▸ **OBJECTIVE**: Reproduce the records below word for word, from their first line down to the line containing "staticText: 历史记录 — [254, 39, 308, 56]", including both of those lines.

(Labeled box records)
- - - -

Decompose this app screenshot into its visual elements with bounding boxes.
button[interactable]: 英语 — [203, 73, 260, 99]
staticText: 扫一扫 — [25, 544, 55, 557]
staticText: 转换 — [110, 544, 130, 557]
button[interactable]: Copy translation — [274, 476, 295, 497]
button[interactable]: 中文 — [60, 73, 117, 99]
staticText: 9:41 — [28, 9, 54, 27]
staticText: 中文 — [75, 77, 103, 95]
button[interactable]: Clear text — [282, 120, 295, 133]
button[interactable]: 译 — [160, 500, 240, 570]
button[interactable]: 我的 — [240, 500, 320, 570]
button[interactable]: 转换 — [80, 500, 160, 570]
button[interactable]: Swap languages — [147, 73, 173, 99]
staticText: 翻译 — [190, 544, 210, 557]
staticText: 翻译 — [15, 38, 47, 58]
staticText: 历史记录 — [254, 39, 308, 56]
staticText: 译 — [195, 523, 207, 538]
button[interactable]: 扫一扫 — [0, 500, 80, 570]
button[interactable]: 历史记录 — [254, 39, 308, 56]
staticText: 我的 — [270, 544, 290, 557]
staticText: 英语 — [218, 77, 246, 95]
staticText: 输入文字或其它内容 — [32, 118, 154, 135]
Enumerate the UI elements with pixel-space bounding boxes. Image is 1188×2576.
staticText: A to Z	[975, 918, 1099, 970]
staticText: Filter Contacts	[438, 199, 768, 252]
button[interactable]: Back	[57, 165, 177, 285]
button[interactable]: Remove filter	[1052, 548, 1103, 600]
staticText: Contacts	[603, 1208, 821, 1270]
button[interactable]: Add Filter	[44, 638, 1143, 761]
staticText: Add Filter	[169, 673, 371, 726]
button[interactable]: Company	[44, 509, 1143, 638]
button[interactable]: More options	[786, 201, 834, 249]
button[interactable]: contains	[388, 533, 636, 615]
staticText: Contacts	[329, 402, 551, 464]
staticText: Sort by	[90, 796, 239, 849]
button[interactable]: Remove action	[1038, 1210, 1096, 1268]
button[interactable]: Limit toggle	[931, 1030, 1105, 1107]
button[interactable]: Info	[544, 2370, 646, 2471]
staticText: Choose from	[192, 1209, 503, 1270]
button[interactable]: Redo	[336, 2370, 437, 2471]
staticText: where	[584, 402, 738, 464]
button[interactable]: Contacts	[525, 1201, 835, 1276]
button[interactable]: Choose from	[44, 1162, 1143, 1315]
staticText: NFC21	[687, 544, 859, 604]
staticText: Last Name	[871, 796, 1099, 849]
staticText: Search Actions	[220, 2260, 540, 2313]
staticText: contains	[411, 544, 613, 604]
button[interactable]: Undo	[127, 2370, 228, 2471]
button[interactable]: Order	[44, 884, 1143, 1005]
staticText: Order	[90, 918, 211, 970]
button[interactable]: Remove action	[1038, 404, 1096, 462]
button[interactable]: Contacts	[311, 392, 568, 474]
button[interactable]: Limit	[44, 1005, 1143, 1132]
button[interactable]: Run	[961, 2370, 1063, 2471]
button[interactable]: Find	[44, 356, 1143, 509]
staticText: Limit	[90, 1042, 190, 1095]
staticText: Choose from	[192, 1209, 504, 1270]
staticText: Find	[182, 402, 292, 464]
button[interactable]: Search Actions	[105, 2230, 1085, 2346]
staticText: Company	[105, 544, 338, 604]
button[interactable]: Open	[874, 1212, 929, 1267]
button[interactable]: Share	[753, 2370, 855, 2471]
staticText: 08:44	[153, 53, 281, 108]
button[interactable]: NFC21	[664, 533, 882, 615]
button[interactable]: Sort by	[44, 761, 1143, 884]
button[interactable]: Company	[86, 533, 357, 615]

- - - -

▸ **TASK RESPONSE**:
Decompose this app screenshot into its visual elements with bounding boxes.
button[interactable]: 英语 — [203, 73, 260, 99]
staticText: 扫一扫 — [25, 544, 55, 557]
staticText: 转换 — [110, 544, 130, 557]
button[interactable]: Copy translation — [274, 476, 295, 497]
button[interactable]: 中文 — [60, 73, 117, 99]
staticText: 9:41 — [28, 9, 54, 27]
staticText: 中文 — [75, 77, 103, 95]
button[interactable]: Clear text — [282, 120, 295, 133]
button[interactable]: 译 — [160, 500, 240, 570]
button[interactable]: 我的 — [240, 500, 320, 570]
button[interactable]: 转换 — [80, 500, 160, 570]
button[interactable]: Swap languages — [147, 73, 173, 99]
staticText: 翻译 — [190, 544, 210, 557]
staticText: 翻译 — [15, 38, 47, 58]
staticText: 历史记录 — [254, 39, 308, 56]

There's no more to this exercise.